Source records
□ □ □ □ □ □ □
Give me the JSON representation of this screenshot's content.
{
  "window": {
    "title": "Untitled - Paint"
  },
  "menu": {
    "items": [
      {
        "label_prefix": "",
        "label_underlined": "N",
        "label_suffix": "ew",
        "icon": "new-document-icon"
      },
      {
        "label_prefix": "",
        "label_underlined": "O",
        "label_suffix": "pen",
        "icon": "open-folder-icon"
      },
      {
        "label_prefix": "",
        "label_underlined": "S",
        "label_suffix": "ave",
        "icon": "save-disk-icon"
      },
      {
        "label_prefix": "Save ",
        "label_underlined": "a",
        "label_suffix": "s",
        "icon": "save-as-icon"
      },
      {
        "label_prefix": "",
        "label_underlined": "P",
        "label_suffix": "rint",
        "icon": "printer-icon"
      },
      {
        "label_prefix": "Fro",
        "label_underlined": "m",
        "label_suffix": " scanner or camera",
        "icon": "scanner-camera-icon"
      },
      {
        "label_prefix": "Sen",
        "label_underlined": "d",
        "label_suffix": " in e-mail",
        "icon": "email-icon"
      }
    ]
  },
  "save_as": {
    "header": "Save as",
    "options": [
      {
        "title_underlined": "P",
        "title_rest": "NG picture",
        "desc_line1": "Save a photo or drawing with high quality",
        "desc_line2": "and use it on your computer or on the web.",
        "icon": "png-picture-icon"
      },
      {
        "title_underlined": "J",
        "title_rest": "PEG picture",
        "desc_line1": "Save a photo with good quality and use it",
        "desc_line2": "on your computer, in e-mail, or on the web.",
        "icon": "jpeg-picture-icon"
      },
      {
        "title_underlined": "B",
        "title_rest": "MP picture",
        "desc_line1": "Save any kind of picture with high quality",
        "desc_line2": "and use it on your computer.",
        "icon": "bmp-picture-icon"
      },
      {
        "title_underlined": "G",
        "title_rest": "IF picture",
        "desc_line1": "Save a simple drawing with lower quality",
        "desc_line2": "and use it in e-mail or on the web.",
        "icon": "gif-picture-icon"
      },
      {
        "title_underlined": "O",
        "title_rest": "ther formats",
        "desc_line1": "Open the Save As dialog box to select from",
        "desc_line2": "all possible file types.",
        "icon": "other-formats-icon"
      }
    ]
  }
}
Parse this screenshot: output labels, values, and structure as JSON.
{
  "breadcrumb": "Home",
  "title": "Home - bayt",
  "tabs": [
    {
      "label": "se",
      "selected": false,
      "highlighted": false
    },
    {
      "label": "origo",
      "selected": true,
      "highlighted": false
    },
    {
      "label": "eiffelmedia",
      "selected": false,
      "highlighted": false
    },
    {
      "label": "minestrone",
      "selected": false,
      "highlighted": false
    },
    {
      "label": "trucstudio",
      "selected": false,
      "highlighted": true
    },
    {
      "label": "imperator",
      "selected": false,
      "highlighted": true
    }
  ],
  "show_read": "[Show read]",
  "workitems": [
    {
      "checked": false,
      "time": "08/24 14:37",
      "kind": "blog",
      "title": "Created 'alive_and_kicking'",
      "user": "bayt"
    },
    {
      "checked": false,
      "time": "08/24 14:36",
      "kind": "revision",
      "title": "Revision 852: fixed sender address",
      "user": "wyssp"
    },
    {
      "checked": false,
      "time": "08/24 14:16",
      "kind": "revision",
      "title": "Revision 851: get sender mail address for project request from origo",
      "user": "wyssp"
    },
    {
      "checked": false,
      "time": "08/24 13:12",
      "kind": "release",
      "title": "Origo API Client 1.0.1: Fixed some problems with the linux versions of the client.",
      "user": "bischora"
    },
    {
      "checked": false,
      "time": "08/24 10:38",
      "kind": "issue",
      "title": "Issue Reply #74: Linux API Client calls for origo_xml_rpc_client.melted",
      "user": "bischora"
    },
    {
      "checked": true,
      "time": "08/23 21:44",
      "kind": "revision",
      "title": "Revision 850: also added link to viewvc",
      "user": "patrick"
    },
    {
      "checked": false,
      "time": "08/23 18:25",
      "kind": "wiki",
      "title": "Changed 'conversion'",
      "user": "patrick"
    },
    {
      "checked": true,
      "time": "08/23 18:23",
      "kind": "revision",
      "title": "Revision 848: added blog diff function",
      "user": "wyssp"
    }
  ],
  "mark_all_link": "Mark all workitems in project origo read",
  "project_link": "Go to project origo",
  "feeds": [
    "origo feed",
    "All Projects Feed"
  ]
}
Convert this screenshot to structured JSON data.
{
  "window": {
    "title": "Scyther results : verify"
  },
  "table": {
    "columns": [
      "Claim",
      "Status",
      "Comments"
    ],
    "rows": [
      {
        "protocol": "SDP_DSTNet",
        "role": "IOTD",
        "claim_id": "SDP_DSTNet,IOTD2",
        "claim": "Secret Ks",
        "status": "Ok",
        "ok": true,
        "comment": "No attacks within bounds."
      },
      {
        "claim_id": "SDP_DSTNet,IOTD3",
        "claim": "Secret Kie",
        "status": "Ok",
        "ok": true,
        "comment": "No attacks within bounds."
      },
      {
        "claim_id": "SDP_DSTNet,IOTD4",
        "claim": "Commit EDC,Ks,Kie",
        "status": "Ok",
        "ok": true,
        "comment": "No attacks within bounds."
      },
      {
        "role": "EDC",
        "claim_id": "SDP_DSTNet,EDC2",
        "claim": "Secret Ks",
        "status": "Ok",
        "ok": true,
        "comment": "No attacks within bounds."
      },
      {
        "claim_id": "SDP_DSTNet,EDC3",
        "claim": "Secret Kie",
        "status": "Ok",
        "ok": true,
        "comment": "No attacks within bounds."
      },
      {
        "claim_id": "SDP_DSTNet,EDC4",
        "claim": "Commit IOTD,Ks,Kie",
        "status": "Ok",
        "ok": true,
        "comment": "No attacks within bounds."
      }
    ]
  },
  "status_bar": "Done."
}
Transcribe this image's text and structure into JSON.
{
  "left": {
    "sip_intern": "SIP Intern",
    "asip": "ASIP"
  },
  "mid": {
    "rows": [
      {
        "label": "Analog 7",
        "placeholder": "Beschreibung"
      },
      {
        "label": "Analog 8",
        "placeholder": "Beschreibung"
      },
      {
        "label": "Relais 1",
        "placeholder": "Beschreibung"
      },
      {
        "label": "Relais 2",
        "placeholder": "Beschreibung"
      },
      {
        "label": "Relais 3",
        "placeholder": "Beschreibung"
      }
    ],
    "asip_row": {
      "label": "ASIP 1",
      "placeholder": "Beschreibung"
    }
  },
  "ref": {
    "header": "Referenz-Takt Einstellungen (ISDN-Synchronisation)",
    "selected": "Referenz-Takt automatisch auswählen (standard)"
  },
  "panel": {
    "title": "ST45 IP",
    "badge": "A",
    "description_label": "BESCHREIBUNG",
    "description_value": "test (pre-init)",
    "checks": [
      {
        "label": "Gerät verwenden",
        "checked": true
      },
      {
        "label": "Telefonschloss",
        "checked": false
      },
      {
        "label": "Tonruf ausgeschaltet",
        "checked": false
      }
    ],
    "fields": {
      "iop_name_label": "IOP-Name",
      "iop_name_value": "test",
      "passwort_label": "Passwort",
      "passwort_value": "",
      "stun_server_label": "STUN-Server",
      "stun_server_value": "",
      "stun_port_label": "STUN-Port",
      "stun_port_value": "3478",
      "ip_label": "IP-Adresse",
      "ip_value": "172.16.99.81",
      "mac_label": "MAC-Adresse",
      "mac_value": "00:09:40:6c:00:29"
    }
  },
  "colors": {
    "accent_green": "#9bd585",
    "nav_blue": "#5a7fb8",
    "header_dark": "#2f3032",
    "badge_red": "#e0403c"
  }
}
□ □ □ □ □ □ □
| TASK |
Each line with the string "photo" in it needs to be found and copied.

| IN RESPONSE |
        "desc_line1": "Save a photo or drawing with high quality",
        "desc_line1": "Save a photo with good quality and use it",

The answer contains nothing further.